**What is asked:** Copy all the entries word for word, but omit the pictures.

**Supplied data:**
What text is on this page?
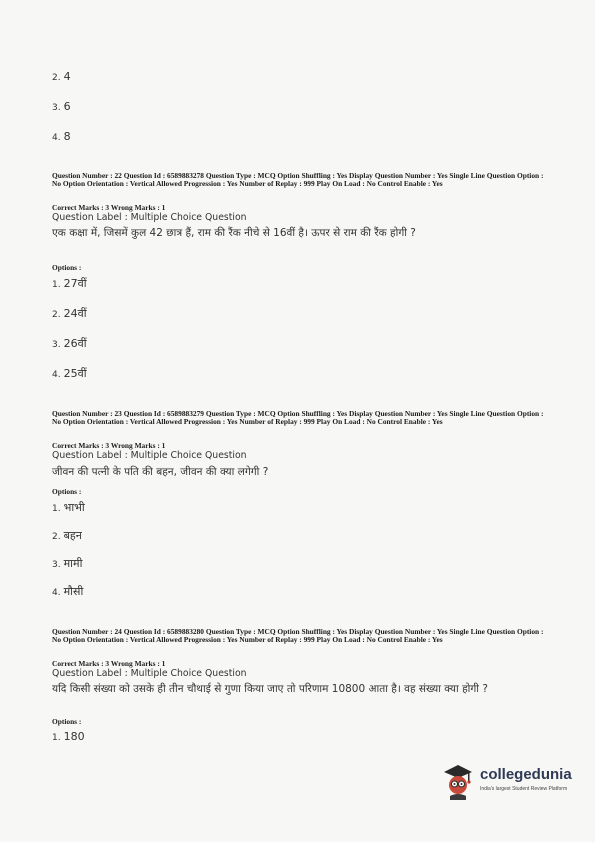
2. 4
3. 6
4. 8
Question Number : 22 Question Id : 6589883278 Question Type : MCQ Option Shuffling : Yes Display Question Number : Yes Single Line Question Option : No Option Orientation : Vertical Allowed Progression : Yes Number of Replay : 999 Play On Load : No Control Enable : Yes
Correct Marks : 3 Wrong Marks : 1
Question Label : Multiple Choice Question
एक कक्षा में, जिसमें कुल 42 छात्र हैं, राम की रैंक नीचे से 16वीं है। ऊपर से राम की रैंक होगी ?
Options :
1. 27वीं
2. 24वीं
3. 26वीं
4. 25वीं
Question Number : 23 Question Id : 6589883279 Question Type : MCQ Option Shuffling : Yes Display Question Number : Yes Single Line Question Option : No Option Orientation : Vertical Allowed Progression : Yes Number of Replay : 999 Play On Load : No Control Enable : Yes
Correct Marks : 3 Wrong Marks : 1
Question Label : Multiple Choice Question
जीवन की पत्नी के पति की बहन, जीवन की क्या लगेगी ?
Options :
1. भाभी
2. बहन
3. मामी
4. मौसी
Question Number : 24 Question Id : 6589883280 Question Type : MCQ Option Shuffling : Yes Display Question Number : Yes Single Line Question Option : No Option Orientation : Vertical Allowed Progression : Yes Number of Replay : 999 Play On Load : No Control Enable : Yes
Correct Marks : 3 Wrong Marks : 1
Question Label : Multiple Choice Question
यदि किसी संख्या को उसके ही तीन चौथाई से गुणा किया जाए तो परिणाम 10800 आता है। वह संख्या क्या होगी ?
Options :
1. 180
collegedunia
India's largest Student Review Platform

**Solution for this problem:**
What text is on this page?
2. 4
3. 6
4. 8
Question Number : 22 Question Id : 6589883278 Question Type : MCQ Option Shuffling : Yes Display Question Number : Yes Single Line Question Option : No Option Orientation : Vertical Allowed Progression : Yes Number of Replay : 999 Play On Load : No Control Enable : Yes
Correct Marks : 3 Wrong Marks : 1
Question Label : Multiple Choice Question
एक कक्षा में, जिसमें कुल 42 छात्र हैं, राम की रैंक नीचे से 16वीं है। ऊपर से राम की रैंक होगी ?
Options :
1. 27वीं
2. 24वीं
3. 26वीं
4. 25वीं
Question Number : 23 Question Id : 6589883279 Question Type : MCQ Option Shuffling : Yes Display Question Number : Yes Single Line Question Option : No Option Orientation : Vertical Allowed Progression : Yes Number of Replay : 999 Play On Load : No Control Enable : Yes
Correct Marks : 3 Wrong Marks : 1
Question Label : Multiple Choice Question
जीवन की पत्नी के पति की बहन, जीवन की क्या लगेगी ?
Options :
1. भाभी
2. बहन
3. मामी
4. मौसी
Question Number : 24 Question Id : 6589883280 Question Type : MCQ Option Shuffling : Yes Display Question Number : Yes Single Line Question Option : No Option Orientation : Vertical Allowed Progression : Yes Number of Replay : 999 Play On Load : No Control Enable : Yes
Correct Marks : 3 Wrong Marks : 1
Question Label : Multiple Choice Question
यदि किसी संख्या को उसके ही तीन चौथाई से गुणा किया जाए तो परिणाम 10800 आता है। वह संख्या क्या होगी ?
Options :
1. 180
collegedunia
India's largest Student Review Platform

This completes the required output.